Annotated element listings
────────

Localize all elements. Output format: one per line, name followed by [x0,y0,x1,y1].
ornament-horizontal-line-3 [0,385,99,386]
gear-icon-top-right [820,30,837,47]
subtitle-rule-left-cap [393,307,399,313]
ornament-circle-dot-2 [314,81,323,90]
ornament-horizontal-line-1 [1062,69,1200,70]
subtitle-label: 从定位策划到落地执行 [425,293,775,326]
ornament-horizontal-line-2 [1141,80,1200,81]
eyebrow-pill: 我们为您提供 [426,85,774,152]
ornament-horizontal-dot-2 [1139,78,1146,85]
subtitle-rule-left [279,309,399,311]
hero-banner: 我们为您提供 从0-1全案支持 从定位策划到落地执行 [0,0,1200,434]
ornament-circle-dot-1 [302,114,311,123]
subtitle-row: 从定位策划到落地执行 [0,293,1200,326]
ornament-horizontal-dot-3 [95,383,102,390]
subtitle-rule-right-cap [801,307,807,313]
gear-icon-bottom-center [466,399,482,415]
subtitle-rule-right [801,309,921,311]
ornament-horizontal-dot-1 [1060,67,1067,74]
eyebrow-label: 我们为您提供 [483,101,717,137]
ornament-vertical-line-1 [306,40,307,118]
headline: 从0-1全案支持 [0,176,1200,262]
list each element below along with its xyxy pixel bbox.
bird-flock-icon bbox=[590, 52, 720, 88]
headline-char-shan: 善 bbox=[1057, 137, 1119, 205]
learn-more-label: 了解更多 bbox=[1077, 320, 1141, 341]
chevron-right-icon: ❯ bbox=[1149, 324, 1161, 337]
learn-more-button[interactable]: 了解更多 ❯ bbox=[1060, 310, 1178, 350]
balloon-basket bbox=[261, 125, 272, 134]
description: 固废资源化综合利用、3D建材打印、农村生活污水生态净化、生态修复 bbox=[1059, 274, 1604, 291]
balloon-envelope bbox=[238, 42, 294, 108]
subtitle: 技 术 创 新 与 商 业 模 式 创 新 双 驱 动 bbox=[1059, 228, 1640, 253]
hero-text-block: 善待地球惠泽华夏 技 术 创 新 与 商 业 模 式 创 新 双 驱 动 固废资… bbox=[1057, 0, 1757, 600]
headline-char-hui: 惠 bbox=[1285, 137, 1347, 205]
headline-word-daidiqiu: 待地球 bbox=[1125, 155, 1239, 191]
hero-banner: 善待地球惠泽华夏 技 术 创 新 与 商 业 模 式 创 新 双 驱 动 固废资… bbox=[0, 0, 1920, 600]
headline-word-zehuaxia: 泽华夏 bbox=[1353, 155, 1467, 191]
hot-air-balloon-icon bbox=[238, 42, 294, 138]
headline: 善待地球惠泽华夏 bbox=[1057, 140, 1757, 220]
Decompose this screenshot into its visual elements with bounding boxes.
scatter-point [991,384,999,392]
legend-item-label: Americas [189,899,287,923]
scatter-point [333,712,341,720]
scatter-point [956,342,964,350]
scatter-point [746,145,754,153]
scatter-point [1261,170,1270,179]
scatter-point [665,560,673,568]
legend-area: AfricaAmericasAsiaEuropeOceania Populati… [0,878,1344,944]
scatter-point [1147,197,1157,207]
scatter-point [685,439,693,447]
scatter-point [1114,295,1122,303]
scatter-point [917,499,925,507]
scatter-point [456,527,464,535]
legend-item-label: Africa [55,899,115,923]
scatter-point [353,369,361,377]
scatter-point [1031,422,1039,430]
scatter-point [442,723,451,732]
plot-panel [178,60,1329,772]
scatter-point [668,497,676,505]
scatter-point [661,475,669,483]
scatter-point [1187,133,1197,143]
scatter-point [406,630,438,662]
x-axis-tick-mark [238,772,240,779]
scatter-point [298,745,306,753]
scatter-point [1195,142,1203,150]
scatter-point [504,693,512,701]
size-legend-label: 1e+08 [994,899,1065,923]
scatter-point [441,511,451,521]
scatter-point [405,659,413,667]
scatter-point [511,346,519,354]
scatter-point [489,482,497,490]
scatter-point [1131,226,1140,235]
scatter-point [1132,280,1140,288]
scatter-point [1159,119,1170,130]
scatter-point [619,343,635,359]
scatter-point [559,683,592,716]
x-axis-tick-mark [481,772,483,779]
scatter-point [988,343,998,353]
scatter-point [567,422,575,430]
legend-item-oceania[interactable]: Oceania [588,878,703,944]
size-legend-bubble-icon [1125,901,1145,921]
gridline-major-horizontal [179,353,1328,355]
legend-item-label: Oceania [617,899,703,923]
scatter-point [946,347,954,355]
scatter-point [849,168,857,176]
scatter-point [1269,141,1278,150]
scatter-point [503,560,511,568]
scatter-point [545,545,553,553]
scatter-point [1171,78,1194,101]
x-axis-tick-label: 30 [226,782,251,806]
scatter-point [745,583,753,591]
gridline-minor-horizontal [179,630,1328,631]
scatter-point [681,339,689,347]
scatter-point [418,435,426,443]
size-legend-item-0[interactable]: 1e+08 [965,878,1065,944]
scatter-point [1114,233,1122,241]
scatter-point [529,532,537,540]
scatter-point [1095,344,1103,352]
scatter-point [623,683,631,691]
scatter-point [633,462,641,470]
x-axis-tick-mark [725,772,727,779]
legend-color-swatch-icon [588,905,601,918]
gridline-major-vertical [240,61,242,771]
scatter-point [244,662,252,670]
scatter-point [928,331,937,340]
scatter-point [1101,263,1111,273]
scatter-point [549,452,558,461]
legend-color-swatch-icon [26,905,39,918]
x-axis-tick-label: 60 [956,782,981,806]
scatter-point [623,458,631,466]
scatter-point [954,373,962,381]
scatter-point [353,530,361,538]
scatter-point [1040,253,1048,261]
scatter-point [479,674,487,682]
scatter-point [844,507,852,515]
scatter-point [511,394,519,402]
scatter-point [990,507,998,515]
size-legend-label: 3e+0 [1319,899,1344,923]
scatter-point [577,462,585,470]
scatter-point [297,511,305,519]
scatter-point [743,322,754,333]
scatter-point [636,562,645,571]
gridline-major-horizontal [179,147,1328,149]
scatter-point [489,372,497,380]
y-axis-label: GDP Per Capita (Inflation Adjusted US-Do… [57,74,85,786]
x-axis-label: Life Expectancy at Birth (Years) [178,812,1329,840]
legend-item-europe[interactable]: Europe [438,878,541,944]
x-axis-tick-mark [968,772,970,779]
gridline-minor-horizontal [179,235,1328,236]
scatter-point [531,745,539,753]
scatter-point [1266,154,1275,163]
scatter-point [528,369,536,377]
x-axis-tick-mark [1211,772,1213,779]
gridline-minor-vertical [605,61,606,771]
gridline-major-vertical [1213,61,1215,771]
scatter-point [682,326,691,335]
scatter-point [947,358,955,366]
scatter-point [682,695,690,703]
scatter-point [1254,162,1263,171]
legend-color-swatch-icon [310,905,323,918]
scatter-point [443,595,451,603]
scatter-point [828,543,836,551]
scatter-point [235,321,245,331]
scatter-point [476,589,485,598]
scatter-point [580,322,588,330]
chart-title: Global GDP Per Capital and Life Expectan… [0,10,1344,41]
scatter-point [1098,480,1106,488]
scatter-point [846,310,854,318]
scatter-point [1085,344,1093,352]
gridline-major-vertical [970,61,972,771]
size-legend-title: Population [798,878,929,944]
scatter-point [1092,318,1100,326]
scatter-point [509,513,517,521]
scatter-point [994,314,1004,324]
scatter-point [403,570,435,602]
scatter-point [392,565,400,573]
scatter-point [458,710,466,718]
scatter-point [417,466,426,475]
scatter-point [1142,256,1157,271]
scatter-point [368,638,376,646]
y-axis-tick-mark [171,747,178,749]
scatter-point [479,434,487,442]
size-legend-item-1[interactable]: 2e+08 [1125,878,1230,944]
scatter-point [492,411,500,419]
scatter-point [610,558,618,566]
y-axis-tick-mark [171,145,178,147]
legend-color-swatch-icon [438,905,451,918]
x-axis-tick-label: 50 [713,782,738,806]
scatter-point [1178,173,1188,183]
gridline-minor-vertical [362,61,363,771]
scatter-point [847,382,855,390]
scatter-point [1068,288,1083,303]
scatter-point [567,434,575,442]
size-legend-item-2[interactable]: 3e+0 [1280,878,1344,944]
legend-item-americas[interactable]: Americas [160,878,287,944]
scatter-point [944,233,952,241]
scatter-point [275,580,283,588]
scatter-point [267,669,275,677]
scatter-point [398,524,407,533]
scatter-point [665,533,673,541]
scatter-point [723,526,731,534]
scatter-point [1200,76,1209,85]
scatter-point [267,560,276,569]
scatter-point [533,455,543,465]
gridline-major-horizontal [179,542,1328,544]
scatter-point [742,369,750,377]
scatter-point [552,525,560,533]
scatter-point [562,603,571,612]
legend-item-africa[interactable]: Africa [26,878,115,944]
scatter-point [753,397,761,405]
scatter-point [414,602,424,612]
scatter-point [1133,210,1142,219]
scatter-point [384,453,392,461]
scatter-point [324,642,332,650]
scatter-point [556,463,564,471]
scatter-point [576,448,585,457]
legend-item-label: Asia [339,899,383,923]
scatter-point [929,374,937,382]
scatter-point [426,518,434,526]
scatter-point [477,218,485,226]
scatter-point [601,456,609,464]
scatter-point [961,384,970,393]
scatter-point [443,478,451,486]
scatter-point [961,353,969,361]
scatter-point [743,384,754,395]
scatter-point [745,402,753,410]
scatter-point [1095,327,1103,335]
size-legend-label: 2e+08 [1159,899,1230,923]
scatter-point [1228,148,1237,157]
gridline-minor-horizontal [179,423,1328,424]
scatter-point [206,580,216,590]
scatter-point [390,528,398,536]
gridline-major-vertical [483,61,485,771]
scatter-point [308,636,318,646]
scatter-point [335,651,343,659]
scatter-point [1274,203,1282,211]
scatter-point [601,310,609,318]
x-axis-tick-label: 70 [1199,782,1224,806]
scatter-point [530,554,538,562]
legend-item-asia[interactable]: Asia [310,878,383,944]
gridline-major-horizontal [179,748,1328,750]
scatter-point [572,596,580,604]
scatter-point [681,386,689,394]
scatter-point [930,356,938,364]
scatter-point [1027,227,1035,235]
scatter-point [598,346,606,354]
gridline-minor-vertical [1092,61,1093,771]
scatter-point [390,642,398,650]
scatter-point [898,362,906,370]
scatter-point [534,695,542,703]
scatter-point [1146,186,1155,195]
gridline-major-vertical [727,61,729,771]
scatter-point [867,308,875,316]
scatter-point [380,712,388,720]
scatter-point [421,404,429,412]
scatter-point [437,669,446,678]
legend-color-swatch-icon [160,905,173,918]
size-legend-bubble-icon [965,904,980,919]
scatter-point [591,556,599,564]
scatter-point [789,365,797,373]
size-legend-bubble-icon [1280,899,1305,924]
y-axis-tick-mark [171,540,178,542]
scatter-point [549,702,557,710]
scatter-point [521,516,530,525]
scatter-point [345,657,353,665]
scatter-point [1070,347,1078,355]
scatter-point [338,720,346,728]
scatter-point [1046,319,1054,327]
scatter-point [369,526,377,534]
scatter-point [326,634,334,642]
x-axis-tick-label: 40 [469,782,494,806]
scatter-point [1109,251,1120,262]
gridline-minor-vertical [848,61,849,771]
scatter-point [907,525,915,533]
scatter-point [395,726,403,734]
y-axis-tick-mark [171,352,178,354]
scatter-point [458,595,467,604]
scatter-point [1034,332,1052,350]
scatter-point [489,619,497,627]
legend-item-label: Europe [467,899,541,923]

────────

Task requirements: Select every line above that contains the string "善待地球惠泽华夏", matching case exactly.

Solution to the exercise:
hero-text-block: 善待地球惠泽华夏 技 术 创 新 与 商 业 模 式 创 新 双 驱 动 固废资… bbox=[1057, 0, 1757, 600]
hero-banner: 善待地球惠泽华夏 技 术 创 新 与 商 业 模 式 创 新 双 驱 动 固废资… bbox=[0, 0, 1920, 600]
headline: 善待地球惠泽华夏 bbox=[1057, 140, 1757, 220]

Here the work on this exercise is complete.